Prompt ▸
Out of the lines below, please list those that hold the string "晴隆不会忘记".

Extracted data entries:
+++

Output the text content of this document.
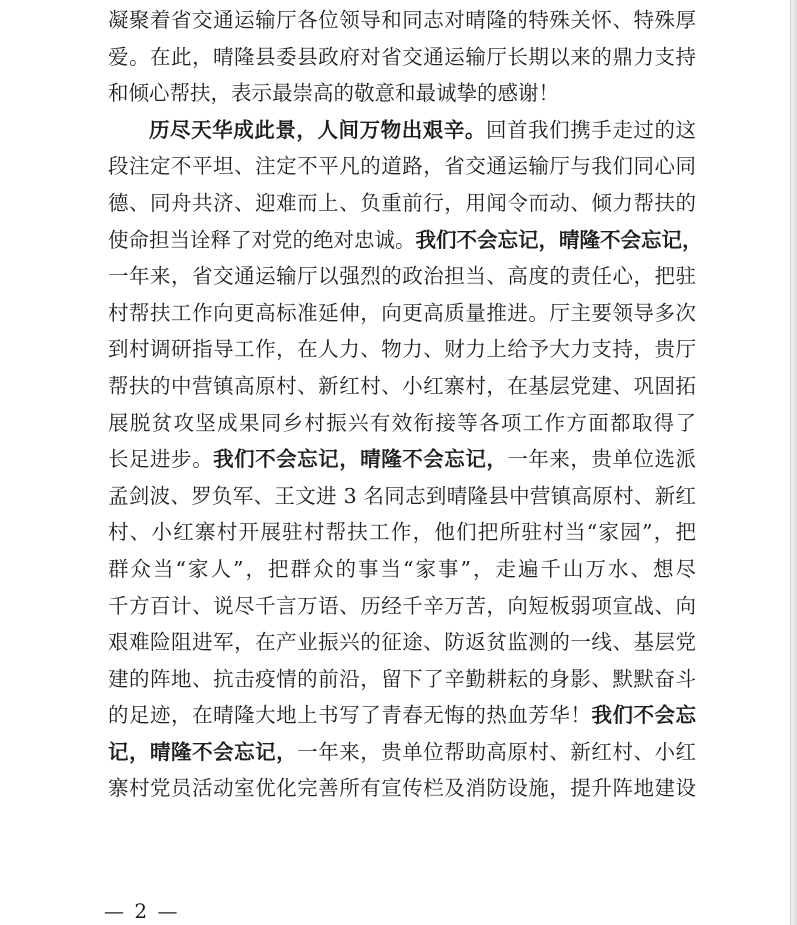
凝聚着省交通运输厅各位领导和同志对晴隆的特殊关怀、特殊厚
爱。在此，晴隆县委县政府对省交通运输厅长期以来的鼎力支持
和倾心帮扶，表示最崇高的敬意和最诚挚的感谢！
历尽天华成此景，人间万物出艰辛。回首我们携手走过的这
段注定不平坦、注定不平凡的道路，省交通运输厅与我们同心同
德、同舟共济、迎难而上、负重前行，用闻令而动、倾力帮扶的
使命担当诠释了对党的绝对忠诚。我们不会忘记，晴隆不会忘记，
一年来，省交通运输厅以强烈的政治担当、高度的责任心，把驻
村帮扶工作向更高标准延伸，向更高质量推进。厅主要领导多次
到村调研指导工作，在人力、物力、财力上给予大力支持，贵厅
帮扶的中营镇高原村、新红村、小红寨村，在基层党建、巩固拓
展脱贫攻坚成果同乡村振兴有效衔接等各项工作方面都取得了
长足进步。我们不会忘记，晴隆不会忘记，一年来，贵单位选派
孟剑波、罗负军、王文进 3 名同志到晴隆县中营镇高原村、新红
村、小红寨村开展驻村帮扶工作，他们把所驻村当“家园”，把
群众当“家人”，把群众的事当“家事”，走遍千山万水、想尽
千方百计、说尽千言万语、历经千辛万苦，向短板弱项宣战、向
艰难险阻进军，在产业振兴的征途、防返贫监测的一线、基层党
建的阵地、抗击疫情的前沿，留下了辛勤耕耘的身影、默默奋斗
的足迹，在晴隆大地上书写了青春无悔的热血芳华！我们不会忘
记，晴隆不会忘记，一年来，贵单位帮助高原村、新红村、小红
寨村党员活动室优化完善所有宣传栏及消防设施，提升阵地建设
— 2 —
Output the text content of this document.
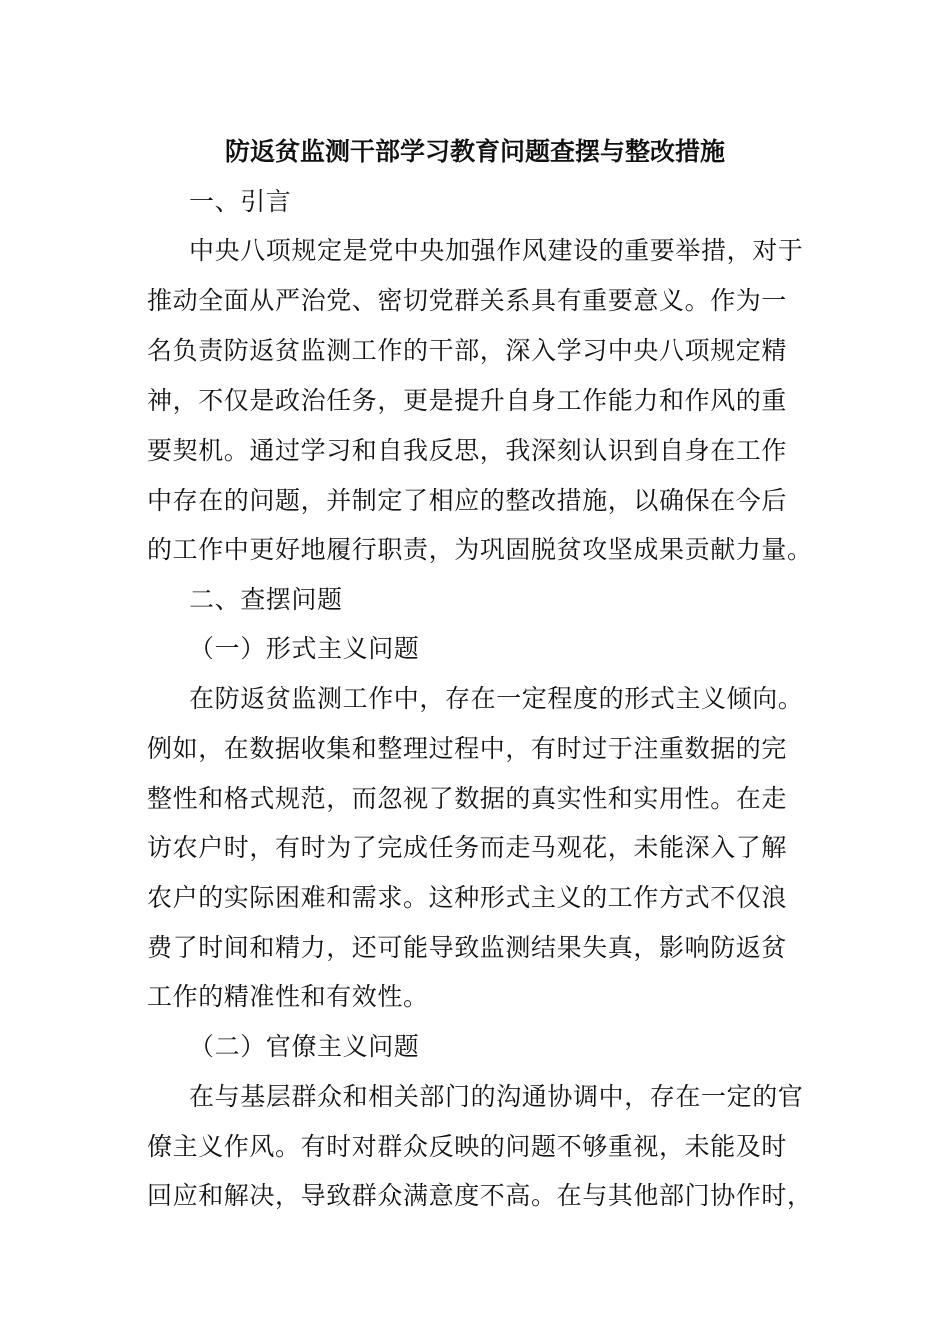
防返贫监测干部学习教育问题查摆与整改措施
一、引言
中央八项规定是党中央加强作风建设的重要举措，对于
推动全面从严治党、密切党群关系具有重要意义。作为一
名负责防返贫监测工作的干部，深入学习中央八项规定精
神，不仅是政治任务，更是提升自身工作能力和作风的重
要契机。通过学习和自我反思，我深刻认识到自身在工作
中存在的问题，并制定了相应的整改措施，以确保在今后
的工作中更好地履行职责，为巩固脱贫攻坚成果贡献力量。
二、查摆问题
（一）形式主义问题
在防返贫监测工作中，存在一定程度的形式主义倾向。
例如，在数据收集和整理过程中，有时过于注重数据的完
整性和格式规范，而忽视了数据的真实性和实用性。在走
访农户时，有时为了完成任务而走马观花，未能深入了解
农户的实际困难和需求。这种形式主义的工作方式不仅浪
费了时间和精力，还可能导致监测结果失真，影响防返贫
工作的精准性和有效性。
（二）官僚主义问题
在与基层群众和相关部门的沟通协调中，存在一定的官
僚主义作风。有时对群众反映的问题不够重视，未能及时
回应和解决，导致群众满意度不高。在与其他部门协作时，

+++

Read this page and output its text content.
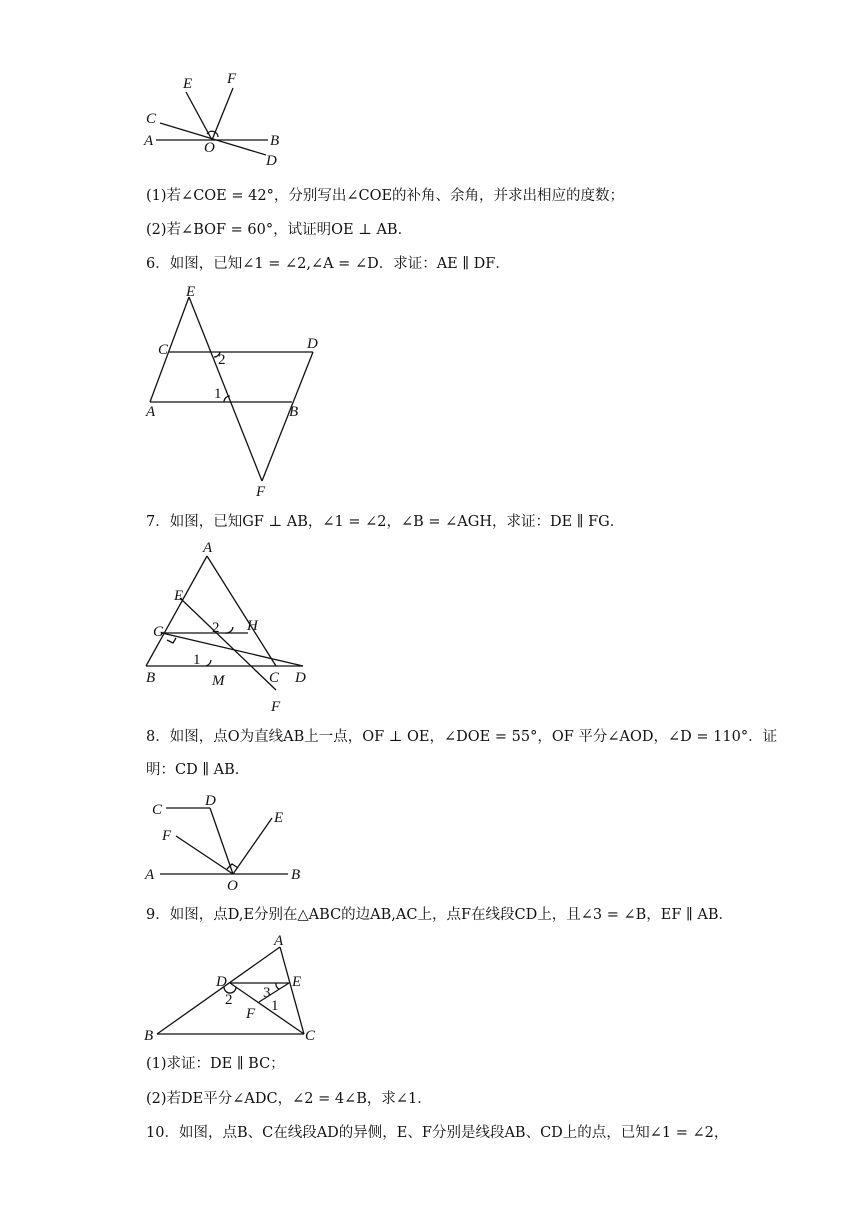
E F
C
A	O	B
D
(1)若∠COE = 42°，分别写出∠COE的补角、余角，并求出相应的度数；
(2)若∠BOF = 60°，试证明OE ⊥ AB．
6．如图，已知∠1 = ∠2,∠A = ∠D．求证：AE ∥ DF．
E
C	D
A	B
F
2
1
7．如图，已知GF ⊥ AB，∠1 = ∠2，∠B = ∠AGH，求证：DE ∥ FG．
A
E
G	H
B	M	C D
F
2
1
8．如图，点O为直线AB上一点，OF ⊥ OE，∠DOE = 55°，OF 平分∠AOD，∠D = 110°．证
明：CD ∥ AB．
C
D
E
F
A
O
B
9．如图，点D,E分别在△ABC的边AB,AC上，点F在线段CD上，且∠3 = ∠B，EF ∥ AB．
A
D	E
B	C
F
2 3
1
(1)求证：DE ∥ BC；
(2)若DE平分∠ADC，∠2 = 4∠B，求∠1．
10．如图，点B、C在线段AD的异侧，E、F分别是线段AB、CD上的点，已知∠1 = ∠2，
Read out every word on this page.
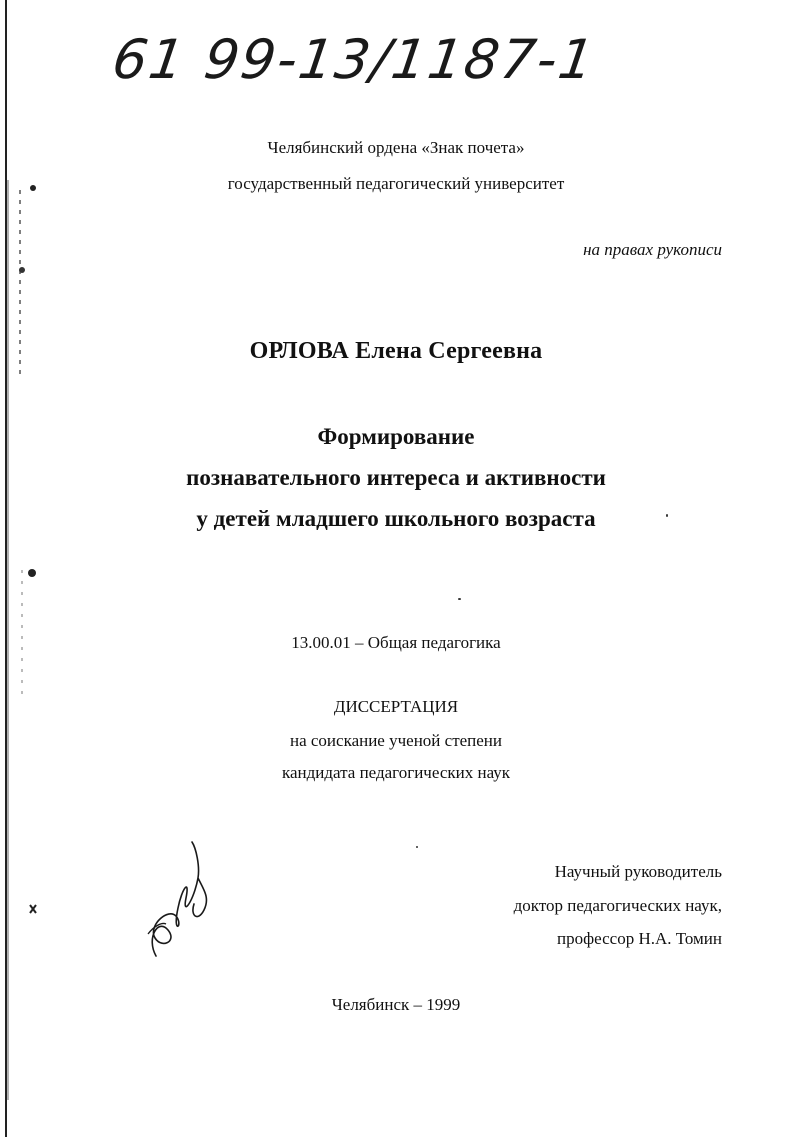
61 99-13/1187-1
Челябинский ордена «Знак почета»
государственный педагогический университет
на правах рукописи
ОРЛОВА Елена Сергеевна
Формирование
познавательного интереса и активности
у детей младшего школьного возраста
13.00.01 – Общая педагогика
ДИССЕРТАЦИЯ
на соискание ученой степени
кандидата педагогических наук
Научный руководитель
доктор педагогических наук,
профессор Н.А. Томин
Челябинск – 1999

+++

Finished answer ▸
使命担当诠释了对党的绝对忠诚。我们不会忘记，晴隆不会忘记，
长足进步。我们不会忘记，晴隆不会忘记，一年来，贵单位选派
记，晴隆不会忘记，一年来，贵单位帮助高原村、新红村、小红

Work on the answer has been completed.